Pull every line containing "name" from the entries.

Dataset listings of figures:
==*==

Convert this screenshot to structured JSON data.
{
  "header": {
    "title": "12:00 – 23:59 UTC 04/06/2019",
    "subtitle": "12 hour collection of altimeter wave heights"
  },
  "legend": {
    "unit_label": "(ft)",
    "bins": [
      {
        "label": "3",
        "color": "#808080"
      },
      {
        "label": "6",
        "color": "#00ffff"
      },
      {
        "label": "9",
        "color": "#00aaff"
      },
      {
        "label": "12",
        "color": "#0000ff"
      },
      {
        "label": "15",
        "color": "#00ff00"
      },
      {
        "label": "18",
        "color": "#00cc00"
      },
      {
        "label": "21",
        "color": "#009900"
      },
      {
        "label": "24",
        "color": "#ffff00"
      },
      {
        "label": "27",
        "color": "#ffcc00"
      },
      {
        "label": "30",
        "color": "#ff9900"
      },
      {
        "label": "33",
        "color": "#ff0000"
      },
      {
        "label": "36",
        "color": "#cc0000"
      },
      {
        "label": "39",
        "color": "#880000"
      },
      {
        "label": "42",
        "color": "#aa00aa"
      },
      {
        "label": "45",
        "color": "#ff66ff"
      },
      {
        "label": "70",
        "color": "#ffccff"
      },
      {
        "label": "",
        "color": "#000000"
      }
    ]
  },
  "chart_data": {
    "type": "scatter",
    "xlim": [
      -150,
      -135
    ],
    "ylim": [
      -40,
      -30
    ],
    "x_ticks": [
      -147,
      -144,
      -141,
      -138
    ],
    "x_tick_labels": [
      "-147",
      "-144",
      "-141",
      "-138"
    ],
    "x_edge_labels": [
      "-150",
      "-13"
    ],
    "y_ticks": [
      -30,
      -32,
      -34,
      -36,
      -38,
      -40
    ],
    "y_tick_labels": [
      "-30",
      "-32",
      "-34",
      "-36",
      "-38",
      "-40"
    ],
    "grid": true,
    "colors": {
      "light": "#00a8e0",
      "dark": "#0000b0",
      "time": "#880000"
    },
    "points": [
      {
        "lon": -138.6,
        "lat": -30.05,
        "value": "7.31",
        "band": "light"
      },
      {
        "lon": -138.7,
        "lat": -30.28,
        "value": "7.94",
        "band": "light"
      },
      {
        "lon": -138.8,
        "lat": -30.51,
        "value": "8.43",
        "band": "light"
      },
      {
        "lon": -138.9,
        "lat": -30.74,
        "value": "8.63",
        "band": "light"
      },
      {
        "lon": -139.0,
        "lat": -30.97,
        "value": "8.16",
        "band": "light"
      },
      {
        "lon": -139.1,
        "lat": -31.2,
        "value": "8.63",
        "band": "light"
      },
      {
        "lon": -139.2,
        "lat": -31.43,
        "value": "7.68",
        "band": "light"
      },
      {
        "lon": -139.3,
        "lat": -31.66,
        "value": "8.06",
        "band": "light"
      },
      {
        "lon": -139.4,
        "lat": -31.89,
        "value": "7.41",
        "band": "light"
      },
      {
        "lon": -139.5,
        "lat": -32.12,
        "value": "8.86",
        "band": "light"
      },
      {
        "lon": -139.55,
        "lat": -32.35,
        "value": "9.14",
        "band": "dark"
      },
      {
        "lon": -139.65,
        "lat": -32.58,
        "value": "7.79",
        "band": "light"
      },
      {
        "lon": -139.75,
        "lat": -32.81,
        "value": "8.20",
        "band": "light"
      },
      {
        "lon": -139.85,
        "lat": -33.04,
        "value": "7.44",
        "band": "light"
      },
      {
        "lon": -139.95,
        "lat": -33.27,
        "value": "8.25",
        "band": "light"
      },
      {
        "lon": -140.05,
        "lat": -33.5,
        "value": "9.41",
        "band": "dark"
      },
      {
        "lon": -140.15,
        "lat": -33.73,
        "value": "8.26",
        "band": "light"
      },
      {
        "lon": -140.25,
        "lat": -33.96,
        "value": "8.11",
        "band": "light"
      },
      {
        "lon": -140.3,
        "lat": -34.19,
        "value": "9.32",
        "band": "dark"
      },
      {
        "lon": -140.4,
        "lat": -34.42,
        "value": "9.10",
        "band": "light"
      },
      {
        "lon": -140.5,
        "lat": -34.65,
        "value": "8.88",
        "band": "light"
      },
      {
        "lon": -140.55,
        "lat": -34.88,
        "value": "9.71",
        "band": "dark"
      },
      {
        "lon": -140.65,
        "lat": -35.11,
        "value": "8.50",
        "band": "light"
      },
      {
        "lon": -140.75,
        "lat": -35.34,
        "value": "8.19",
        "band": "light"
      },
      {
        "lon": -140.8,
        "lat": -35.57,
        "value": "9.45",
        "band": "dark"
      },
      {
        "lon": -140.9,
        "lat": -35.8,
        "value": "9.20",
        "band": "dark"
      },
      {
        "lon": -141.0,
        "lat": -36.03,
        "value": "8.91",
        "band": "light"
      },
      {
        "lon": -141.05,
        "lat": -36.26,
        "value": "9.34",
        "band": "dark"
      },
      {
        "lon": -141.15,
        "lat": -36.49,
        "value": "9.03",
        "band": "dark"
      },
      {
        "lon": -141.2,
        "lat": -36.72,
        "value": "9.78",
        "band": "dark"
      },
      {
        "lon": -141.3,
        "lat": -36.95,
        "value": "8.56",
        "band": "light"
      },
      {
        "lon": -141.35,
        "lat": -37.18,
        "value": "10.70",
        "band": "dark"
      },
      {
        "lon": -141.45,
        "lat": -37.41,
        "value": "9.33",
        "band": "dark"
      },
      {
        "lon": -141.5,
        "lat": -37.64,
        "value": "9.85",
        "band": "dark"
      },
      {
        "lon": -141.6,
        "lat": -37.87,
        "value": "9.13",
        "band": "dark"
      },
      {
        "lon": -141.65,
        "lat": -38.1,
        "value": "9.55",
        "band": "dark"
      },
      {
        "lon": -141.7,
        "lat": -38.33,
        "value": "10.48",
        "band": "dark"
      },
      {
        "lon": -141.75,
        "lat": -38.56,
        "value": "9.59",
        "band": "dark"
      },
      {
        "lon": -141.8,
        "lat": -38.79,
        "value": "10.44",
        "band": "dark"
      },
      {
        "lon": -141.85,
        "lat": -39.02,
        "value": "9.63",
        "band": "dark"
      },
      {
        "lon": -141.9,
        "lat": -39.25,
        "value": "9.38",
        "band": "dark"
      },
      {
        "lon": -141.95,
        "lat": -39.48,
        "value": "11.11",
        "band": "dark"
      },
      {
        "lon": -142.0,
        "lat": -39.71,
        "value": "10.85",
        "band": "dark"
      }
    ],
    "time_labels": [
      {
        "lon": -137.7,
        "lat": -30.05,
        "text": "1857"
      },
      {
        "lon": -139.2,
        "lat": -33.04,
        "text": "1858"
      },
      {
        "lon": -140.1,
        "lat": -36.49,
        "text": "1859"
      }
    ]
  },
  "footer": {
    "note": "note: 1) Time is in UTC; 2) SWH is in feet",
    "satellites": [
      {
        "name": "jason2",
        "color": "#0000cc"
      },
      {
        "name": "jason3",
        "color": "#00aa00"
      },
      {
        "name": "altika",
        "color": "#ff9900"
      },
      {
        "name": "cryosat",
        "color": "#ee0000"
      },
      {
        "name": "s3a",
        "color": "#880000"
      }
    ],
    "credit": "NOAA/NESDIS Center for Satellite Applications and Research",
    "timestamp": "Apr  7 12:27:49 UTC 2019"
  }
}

==*==

Worked answer:
        "name": "jason2",
        "name": "jason3",
        "name": "altika",
        "name": "cryosat",
        "name": "s3a",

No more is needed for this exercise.